__AIM OF THE EXERCISE__:
Show every line below where "donde" can be found.

__INPUT ROWS__:

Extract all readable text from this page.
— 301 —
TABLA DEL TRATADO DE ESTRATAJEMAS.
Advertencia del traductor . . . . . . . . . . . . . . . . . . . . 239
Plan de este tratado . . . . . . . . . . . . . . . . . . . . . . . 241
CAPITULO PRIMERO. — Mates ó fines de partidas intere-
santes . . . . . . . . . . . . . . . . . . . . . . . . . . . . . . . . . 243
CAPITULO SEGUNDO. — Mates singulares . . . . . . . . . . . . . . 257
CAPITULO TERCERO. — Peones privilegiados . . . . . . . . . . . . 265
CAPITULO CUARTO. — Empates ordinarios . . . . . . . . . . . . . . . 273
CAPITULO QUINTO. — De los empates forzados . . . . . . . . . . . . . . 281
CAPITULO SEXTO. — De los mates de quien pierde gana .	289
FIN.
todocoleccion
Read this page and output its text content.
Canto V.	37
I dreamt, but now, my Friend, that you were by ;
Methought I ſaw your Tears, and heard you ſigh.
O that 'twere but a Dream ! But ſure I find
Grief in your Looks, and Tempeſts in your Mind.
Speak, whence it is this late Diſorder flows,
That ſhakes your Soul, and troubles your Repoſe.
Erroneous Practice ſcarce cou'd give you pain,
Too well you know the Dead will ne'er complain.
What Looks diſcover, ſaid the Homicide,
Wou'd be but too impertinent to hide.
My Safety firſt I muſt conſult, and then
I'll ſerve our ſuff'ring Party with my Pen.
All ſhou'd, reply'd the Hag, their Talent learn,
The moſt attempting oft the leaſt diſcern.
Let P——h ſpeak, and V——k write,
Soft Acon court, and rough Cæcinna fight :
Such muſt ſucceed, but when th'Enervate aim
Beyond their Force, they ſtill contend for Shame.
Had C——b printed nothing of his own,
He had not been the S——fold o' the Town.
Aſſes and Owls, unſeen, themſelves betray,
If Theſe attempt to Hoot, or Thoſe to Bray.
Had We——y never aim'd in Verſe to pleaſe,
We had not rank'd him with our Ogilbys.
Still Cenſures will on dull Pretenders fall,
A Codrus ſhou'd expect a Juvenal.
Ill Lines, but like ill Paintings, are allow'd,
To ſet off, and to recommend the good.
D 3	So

* * *

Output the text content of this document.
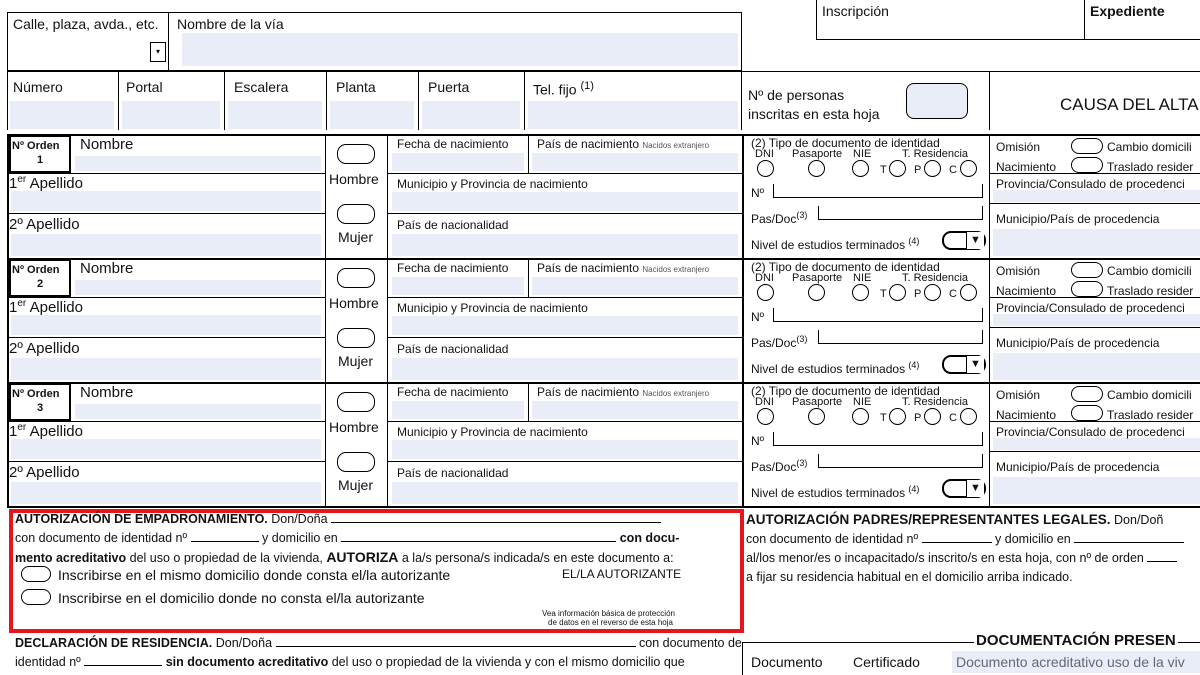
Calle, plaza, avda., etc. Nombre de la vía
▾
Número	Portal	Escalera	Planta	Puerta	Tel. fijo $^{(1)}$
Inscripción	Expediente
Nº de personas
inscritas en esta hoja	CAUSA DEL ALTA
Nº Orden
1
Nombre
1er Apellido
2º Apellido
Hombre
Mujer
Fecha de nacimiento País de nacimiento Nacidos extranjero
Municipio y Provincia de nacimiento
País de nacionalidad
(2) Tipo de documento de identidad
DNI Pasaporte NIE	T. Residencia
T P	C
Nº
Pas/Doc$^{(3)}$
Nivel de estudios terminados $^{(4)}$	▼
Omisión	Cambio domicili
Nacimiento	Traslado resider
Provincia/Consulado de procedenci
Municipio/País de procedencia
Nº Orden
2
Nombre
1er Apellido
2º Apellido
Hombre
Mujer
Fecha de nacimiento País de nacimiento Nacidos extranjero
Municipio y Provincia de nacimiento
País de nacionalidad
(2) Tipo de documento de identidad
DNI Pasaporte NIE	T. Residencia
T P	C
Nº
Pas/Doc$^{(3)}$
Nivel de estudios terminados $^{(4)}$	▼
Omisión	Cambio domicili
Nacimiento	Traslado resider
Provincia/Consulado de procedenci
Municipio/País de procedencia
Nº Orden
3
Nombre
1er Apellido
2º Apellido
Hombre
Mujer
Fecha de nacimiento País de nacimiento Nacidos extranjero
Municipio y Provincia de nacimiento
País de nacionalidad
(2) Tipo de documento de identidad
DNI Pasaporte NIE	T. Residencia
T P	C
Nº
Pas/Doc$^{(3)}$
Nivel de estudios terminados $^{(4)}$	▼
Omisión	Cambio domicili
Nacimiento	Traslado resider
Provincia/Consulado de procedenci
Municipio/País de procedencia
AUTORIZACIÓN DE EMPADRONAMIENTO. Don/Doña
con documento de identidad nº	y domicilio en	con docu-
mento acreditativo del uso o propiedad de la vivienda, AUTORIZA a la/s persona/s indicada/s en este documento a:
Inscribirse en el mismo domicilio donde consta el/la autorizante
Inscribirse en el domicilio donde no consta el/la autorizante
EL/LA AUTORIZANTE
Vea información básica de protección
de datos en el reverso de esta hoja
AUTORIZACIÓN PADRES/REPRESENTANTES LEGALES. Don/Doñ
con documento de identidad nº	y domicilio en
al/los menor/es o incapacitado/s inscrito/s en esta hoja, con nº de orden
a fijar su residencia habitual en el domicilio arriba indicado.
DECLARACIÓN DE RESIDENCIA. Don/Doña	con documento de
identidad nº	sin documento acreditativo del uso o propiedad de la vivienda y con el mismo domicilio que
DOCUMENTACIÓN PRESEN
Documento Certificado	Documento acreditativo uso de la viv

__OUTPUT FOR THIS EXERCISE__:
Inscribirse en el mismo domicilio donde consta el/la autorizante
Inscribirse en el domicilio donde no consta el/la autorizante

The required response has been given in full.